### Text shown

Policies and Procedures
There were a number of stakeholder queries regarding USCIS policies and procedures. These included: appointments, biometrics, proof of employment authorization, complaints against USCIS, and local acceptance of documents. Additional information is provided below.
- Rescheduling Appointments: USCIS stated that information on how to reschedule an appointment can be found on appointment notices and that an applicant or representative may also request that an appointment be rescheduled by calling the NCSC.
- Reentry Permits: The current policy for the Form I-131, Application for Travel Document, requires that an applicant for a reentry permit be in the United States at the time of filing and that applicants between the ages of 14 and 79 submit biometrics. A biometrics appointment will be scheduled at an Application Support Center (ASC) that has jurisdiction over the address listed in Part 1 of the application. With the exception of some military-related cases, applicants do not have the ability to choose which ASC they visit, but this is something that USCIS is reviewing.
- Letters as Proof of Employment Authorization: Proof of employment authorization continues to gain visibility in USCIS as an issue of concern for stakeholders. USCIS is aware that some states’ Departments of Motor Vehicles (DMVs) do not accept Employment Authorization Document (EAD) cards as a form of identification. DHS is working with DMVs to look more closely into the issue. However, USCIS will not issue documents, such as an informal letter, that may be used as a form of identification or as evidence of employment authorization as a letter does not contain the required security features. A list of documents evidencing employment authorization that are acceptable to present to an employer for completion of the Form I-9, Employment Eligibility Verification Form, is available on page 2 of the form. Form I-9 may be found on the USCIS website under the “Forms” section at http://www.uscis.gov/files/form/i-9.pdf.
- Rude or Unprofessional USCIS Staff: USCIS is a customer-service agency; employees should treat all customers in a professional, respectful manner. If applicants or representatives believe that they or someone they represent has been treated improperly, please raise the concerns with a USCIS supervisor that same day so that local leadership can identify and address the issue as quickly as possible. USCIS Headquarters also welcomes concerns to be raised through Field Operations or the Office of Public Engagement. If USCIS does not provide a satisfactory response, waiting areas at USCIS offices also have posted information on how to submit a complaint to the DHS Office of Inspector General. Contact information for Field Operations, the Office of Public Engagement, and the DHS Office of Inspector General can also be found on USCIS’s website.
- Local Acceptance of Documents: USCIS agrees that the process for accepting hand-delivered documents should be standard through all our field offices and we are reviewing the issue. Currently, local policies regarding if and when documents may be hand-delivered differ from office to office, as not all offices have the facilities or the personnel to accept documents on a walk-in basis. USCIS currently recommends that applicants check with their local office to determine how it would like documents submitted.

### Document layout analysis listing
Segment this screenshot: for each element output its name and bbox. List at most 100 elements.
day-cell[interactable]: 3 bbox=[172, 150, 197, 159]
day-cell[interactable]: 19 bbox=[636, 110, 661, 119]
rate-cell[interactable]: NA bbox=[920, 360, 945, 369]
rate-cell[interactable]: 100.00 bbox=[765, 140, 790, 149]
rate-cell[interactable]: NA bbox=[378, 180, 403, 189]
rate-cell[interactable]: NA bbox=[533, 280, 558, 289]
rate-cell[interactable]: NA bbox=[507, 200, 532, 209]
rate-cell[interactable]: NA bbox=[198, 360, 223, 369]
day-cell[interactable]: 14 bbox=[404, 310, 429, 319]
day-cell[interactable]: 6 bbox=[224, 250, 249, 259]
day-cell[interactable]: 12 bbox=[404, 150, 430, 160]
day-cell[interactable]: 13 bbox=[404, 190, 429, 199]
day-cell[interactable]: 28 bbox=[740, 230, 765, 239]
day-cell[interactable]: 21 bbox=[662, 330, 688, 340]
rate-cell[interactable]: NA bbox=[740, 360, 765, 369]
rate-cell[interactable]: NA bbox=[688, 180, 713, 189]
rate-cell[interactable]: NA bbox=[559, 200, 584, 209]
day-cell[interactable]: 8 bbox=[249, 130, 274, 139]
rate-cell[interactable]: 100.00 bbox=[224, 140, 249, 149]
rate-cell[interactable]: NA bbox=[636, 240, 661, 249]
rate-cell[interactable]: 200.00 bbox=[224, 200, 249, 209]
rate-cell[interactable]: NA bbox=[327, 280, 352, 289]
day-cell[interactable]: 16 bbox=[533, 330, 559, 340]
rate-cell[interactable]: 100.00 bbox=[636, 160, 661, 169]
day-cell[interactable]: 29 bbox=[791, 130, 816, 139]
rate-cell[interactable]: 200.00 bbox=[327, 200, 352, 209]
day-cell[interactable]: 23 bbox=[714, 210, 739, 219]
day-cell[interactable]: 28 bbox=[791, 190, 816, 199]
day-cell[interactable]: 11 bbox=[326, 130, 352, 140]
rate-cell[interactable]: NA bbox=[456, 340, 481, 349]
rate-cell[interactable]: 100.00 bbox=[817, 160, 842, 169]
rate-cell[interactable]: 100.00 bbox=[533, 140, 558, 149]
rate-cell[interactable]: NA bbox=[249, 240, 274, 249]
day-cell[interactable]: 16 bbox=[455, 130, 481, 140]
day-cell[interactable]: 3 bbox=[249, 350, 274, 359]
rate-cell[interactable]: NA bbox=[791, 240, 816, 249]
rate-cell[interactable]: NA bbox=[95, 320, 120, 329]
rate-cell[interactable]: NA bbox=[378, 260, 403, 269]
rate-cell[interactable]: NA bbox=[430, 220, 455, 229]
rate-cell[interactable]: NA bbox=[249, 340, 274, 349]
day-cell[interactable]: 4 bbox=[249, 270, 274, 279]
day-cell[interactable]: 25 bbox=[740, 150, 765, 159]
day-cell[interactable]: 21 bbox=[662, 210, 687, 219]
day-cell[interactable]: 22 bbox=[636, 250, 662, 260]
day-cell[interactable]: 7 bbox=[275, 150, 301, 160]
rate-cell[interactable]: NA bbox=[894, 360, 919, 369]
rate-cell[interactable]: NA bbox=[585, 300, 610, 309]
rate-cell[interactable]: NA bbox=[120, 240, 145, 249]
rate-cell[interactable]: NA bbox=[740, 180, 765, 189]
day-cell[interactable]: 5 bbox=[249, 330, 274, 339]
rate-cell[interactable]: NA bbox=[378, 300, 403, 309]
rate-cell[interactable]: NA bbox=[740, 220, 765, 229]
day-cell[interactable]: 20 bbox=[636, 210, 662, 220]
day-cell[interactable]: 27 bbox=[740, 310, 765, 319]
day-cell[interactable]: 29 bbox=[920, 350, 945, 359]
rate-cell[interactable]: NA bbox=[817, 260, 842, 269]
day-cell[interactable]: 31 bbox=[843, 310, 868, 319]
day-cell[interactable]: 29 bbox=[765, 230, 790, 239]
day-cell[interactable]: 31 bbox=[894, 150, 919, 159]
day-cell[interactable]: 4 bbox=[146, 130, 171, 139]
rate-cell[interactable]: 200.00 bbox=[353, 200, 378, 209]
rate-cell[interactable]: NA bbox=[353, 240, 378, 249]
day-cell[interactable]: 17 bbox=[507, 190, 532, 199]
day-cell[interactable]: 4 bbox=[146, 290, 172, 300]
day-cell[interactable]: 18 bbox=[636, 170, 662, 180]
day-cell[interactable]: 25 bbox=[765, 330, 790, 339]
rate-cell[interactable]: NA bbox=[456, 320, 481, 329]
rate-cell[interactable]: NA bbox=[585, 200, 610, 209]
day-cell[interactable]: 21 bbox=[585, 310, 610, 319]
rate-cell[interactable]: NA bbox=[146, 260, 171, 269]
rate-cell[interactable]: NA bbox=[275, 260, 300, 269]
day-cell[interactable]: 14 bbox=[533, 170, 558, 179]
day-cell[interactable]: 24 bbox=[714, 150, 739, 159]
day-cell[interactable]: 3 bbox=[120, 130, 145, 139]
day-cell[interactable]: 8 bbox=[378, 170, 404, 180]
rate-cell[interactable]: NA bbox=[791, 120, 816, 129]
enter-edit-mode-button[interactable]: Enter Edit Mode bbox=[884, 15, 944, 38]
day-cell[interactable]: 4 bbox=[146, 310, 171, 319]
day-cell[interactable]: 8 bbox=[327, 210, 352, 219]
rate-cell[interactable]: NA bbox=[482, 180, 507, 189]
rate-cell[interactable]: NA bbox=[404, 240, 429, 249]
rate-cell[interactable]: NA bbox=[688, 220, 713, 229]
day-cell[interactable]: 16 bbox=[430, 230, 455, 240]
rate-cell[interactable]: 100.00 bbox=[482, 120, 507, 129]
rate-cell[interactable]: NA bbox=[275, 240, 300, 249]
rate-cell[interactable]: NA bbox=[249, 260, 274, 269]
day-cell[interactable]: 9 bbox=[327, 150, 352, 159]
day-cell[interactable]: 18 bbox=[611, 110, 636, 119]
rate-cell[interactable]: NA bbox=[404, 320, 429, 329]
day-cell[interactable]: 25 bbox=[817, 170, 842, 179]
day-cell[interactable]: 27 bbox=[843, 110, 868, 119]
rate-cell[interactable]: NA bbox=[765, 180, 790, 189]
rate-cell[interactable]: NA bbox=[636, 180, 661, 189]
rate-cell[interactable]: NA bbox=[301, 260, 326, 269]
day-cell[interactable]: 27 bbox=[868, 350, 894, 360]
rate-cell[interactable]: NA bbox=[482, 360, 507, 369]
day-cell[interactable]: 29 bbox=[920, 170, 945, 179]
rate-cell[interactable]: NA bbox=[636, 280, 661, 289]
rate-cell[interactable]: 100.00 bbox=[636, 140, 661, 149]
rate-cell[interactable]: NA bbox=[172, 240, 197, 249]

### Tasks to complete
(a) According to the USCIS policies and procedures text, why do local policies on hand-delivered documents vary from one office to another? Answer in one to three sentences.
(b) Answer these questions using the USCIS policies and procedures text:
(i) Between what ages must an applicant for a reentry permit submit biometrics?
(ii) On which page of Form I-9 does the list of documents evidencing employment authorization appear?
(iii) Where at USCIS offices is information on submitting a complaint to the DHS Office of Inspector General posted?
This listing comes from a source unrelated to the text.

### Your responses
(a) Local policies differ because not all USCIS offices have the facilities or the personnel to accept documents on a walk-in basis.

(b)
(i) Between the ages of 14 and 79.
(ii) Page 2.
(iii) In the waiting areas.